* [The data]:
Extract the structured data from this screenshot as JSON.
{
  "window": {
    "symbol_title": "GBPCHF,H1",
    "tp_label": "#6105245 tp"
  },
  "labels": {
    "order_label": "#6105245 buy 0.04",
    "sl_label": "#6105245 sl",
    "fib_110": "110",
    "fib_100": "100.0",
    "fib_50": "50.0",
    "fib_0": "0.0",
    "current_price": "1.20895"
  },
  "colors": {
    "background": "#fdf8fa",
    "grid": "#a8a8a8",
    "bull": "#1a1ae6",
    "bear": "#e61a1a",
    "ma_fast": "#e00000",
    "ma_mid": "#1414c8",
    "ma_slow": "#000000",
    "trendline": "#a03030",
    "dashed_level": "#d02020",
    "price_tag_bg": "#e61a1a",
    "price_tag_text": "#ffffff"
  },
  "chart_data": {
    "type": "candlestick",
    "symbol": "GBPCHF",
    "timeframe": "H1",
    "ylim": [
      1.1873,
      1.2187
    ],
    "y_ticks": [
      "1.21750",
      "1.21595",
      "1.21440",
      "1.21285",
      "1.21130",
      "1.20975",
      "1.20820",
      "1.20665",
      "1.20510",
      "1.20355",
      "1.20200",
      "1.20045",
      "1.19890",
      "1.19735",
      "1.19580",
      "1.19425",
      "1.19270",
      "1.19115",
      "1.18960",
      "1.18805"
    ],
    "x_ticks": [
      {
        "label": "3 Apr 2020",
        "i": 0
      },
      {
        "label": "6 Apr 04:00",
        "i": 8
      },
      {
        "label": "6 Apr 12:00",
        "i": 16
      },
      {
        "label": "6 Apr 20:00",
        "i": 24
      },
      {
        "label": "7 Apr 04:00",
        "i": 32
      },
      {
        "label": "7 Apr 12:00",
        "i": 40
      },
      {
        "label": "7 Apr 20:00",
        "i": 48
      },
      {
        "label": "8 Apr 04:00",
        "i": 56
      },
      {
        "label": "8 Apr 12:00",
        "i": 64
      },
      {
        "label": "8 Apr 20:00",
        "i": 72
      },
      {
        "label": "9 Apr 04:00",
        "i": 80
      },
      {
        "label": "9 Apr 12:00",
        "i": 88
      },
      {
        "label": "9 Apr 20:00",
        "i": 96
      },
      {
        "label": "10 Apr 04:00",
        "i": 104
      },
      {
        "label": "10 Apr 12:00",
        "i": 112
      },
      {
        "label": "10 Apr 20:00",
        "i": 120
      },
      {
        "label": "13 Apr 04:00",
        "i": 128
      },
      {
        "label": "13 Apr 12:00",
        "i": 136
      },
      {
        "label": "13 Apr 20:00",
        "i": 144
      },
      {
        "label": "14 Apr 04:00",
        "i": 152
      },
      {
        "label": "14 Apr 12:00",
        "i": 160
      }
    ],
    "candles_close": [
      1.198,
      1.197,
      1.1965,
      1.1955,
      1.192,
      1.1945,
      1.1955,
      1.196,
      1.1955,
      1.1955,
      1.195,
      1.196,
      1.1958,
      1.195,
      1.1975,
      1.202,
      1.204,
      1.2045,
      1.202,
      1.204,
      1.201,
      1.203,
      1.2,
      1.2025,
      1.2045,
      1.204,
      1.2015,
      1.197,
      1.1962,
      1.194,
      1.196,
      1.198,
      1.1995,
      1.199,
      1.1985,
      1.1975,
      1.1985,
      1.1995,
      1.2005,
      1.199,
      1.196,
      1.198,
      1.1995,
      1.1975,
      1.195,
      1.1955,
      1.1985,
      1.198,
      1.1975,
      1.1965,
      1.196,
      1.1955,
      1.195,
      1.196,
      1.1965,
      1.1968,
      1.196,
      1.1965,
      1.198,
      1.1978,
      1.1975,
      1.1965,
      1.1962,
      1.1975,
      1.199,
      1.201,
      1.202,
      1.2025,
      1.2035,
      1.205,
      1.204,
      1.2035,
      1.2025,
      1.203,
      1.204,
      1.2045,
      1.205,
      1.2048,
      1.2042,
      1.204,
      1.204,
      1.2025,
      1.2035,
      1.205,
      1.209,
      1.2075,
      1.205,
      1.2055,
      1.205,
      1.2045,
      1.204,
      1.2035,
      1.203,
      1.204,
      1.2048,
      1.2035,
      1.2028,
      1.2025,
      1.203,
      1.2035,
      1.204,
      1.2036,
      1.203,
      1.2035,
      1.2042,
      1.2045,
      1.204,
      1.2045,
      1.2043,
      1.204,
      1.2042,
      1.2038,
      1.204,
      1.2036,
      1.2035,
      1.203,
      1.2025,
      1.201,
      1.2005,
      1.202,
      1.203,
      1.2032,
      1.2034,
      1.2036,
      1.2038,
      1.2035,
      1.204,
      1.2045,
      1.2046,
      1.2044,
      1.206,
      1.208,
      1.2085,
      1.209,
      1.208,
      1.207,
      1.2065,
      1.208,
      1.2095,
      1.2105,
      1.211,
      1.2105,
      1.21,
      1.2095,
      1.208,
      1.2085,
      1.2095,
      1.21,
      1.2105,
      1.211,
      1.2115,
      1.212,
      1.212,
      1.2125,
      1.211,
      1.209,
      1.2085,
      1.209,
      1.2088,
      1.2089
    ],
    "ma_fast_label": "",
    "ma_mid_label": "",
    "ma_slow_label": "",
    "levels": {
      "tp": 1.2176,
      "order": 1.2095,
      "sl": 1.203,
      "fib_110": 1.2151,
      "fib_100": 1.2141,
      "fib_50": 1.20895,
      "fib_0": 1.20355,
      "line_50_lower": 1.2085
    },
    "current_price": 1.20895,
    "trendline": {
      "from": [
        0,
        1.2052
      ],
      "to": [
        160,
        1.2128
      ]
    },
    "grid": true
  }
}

* [What is required]:
In the lines above, find each one with "from" and list it.

* [Right answer]:
Extract the structured data from this screenshot as JSON.
      "from": [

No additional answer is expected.